- Dataset excerpt:
------------

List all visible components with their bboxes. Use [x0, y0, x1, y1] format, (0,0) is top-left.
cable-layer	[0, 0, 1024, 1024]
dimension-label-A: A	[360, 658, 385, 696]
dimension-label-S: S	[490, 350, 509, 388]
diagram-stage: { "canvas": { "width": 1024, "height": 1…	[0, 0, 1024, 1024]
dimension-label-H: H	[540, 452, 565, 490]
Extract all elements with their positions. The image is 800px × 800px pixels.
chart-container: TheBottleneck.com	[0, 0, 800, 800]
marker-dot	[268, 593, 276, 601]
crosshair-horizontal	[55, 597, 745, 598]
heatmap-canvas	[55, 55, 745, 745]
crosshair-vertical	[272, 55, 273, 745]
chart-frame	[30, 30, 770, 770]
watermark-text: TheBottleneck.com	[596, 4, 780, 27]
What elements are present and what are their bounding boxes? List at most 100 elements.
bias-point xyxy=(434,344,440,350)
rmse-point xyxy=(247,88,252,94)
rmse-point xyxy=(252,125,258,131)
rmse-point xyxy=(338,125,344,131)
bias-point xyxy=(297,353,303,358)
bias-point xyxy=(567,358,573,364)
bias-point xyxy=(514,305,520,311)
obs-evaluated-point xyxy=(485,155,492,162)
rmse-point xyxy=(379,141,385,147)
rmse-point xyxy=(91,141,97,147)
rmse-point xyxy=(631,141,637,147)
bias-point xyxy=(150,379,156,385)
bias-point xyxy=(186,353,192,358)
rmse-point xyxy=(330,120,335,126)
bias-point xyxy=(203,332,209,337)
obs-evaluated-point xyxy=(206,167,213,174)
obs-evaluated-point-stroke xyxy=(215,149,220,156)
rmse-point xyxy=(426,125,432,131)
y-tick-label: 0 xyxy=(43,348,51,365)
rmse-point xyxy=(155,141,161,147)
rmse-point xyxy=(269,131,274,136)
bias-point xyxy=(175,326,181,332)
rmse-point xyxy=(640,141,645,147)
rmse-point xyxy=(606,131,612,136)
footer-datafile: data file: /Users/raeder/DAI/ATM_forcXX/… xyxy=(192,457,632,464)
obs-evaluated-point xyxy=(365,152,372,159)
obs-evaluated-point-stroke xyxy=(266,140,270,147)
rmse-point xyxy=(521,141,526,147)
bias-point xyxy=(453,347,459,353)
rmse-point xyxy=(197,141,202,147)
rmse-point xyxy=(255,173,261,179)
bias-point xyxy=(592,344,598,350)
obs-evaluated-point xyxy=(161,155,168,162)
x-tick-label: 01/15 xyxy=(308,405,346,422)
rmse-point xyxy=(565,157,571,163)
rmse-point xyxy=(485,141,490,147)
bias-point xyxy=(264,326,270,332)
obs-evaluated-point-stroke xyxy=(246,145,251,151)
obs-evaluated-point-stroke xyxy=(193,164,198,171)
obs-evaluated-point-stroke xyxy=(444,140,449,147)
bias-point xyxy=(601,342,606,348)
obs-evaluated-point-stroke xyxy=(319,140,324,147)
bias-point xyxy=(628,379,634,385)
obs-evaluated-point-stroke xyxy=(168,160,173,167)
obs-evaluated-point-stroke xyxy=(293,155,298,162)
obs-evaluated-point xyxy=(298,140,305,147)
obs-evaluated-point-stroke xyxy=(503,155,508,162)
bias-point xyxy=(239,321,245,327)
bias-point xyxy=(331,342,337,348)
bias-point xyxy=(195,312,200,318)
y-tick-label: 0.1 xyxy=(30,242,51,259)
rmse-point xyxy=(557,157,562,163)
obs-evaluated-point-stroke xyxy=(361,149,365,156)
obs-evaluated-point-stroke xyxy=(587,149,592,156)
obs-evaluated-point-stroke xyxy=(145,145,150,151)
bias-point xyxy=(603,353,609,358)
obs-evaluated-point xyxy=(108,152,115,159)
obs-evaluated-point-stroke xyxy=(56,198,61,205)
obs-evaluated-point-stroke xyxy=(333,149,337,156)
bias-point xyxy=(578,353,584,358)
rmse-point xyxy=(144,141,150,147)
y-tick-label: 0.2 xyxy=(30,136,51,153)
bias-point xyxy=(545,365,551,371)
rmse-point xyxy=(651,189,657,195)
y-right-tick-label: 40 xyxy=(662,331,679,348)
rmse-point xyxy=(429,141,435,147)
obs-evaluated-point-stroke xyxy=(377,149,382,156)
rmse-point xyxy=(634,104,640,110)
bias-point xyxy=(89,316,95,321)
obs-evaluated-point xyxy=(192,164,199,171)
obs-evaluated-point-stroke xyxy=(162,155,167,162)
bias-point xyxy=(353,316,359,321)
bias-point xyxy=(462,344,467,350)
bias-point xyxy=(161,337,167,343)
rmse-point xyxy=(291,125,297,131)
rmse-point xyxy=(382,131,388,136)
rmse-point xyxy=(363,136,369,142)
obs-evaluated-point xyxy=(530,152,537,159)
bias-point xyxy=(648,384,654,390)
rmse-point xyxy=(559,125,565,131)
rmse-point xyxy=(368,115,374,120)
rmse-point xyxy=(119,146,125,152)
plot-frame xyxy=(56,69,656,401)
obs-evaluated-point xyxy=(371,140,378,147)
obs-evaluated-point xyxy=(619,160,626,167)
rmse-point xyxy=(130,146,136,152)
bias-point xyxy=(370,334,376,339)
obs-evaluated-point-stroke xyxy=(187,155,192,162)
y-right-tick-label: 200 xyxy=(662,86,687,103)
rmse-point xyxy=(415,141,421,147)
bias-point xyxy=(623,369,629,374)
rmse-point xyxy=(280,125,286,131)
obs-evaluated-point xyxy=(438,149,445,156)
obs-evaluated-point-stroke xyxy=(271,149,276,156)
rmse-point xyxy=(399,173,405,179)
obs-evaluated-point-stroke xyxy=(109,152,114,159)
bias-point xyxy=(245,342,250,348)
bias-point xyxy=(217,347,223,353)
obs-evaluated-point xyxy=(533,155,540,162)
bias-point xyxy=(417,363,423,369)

------------

- Exercise prompt:
Print every line of the records above verbatim, with no changes.

- Worked solution:
List all visible components with their bboxes. Use [x0, y0, x1, y1] format, (0,0) is top-left.
cable-layer	[0, 0, 1024, 1024]
dimension-label-A: A	[360, 658, 385, 696]
dimension-label-S: S	[490, 350, 509, 388]
diagram-stage: { "canvas": { "width": 1024, "height": 1…	[0, 0, 1024, 1024]
dimension-label-H: H	[540, 452, 565, 490]
Extract all elements with their positions. The image is 800px × 800px pixels.
chart-container: TheBottleneck.com	[0, 0, 800, 800]
marker-dot	[268, 593, 276, 601]
crosshair-horizontal	[55, 597, 745, 598]
heatmap-canvas	[55, 55, 745, 745]
crosshair-vertical	[272, 55, 273, 745]
chart-frame	[30, 30, 770, 770]
watermark-text: TheBottleneck.com	[596, 4, 780, 27]
What elements are present and what are their bounding boxes? List at most 100 elements.
bias-point xyxy=(434,344,440,350)
rmse-point xyxy=(247,88,252,94)
rmse-point xyxy=(252,125,258,131)
rmse-point xyxy=(338,125,344,131)
bias-point xyxy=(297,353,303,358)
bias-point xyxy=(567,358,573,364)
bias-point xyxy=(514,305,520,311)
obs-evaluated-point xyxy=(485,155,492,162)
rmse-point xyxy=(379,141,385,147)
rmse-point xyxy=(91,141,97,147)
rmse-point xyxy=(631,141,637,147)
bias-point xyxy=(150,379,156,385)
bias-point xyxy=(186,353,192,358)
rmse-point xyxy=(330,120,335,126)
bias-point xyxy=(203,332,209,337)
obs-evaluated-point xyxy=(206,167,213,174)
obs-evaluated-point-stroke xyxy=(215,149,220,156)
rmse-point xyxy=(426,125,432,131)
y-tick-label: 0 xyxy=(43,348,51,365)
rmse-point xyxy=(155,141,161,147)
rmse-point xyxy=(269,131,274,136)
bias-point xyxy=(175,326,181,332)
rmse-point xyxy=(640,141,645,147)
rmse-point xyxy=(606,131,612,136)
footer-datafile: data file: /Users/raeder/DAI/ATM_forcXX/… xyxy=(192,457,632,464)
obs-evaluated-point xyxy=(365,152,372,159)
obs-evaluated-point-stroke xyxy=(266,140,270,147)
rmse-point xyxy=(521,141,526,147)
bias-point xyxy=(453,347,459,353)
rmse-point xyxy=(197,141,202,147)
rmse-point xyxy=(255,173,261,179)
bias-point xyxy=(592,344,598,350)
obs-evaluated-point xyxy=(161,155,168,162)
x-tick-label: 01/15 xyxy=(308,405,346,422)
rmse-point xyxy=(565,157,571,163)
rmse-point xyxy=(485,141,490,147)
bias-point xyxy=(264,326,270,332)
obs-evaluated-point-stroke xyxy=(246,145,251,151)
obs-evaluated-point-stroke xyxy=(193,164,198,171)
obs-evaluated-point-stroke xyxy=(444,140,449,147)
bias-point xyxy=(601,342,606,348)
obs-evaluated-point-stroke xyxy=(319,140,324,147)
bias-point xyxy=(628,379,634,385)
obs-evaluated-point-stroke xyxy=(168,160,173,167)
obs-evaluated-point-stroke xyxy=(293,155,298,162)
obs-evaluated-point xyxy=(298,140,305,147)
obs-evaluated-point-stroke xyxy=(503,155,508,162)
bias-point xyxy=(239,321,245,327)
bias-point xyxy=(331,342,337,348)
bias-point xyxy=(195,312,200,318)
y-tick-label: 0.1 xyxy=(30,242,51,259)
rmse-point xyxy=(557,157,562,163)
obs-evaluated-point-stroke xyxy=(361,149,365,156)
obs-evaluated-point-stroke xyxy=(587,149,592,156)
obs-evaluated-point-stroke xyxy=(145,145,150,151)
bias-point xyxy=(603,353,609,358)
obs-evaluated-point xyxy=(108,152,115,159)
obs-evaluated-point-stroke xyxy=(56,198,61,205)
obs-evaluated-point-stroke xyxy=(333,149,337,156)
bias-point xyxy=(578,353,584,358)
rmse-point xyxy=(144,141,150,147)
y-tick-label: 0.2 xyxy=(30,136,51,153)
bias-point xyxy=(545,365,551,371)
rmse-point xyxy=(651,189,657,195)
y-right-tick-label: 40 xyxy=(662,331,679,348)
rmse-point xyxy=(429,141,435,147)
obs-evaluated-point-stroke xyxy=(377,149,382,156)
rmse-point xyxy=(634,104,640,110)
bias-point xyxy=(89,316,95,321)
obs-evaluated-point xyxy=(192,164,199,171)
obs-evaluated-point-stroke xyxy=(162,155,167,162)
bias-point xyxy=(353,316,359,321)
bias-point xyxy=(462,344,467,350)
bias-point xyxy=(161,337,167,343)
rmse-point xyxy=(291,125,297,131)
rmse-point xyxy=(382,131,388,136)
rmse-point xyxy=(363,136,369,142)
obs-evaluated-point xyxy=(530,152,537,159)
bias-point xyxy=(648,384,654,390)
rmse-point xyxy=(559,125,565,131)
rmse-point xyxy=(368,115,374,120)
rmse-point xyxy=(119,146,125,152)
plot-frame xyxy=(56,69,656,401)
obs-evaluated-point xyxy=(371,140,378,147)
obs-evaluated-point xyxy=(619,160,626,167)
rmse-point xyxy=(130,146,136,152)
bias-point xyxy=(370,334,376,339)
obs-evaluated-point-stroke xyxy=(187,155,192,162)
y-right-tick-label: 200 xyxy=(662,86,687,103)
rmse-point xyxy=(415,141,421,147)
bias-point xyxy=(623,369,629,374)
rmse-point xyxy=(280,125,286,131)
obs-evaluated-point xyxy=(438,149,445,156)
obs-evaluated-point-stroke xyxy=(271,149,276,156)
rmse-point xyxy=(399,173,405,179)
obs-evaluated-point-stroke xyxy=(109,152,114,159)
bias-point xyxy=(245,342,250,348)
bias-point xyxy=(217,347,223,353)
obs-evaluated-point xyxy=(533,155,540,162)
bias-point xyxy=(417,363,423,369)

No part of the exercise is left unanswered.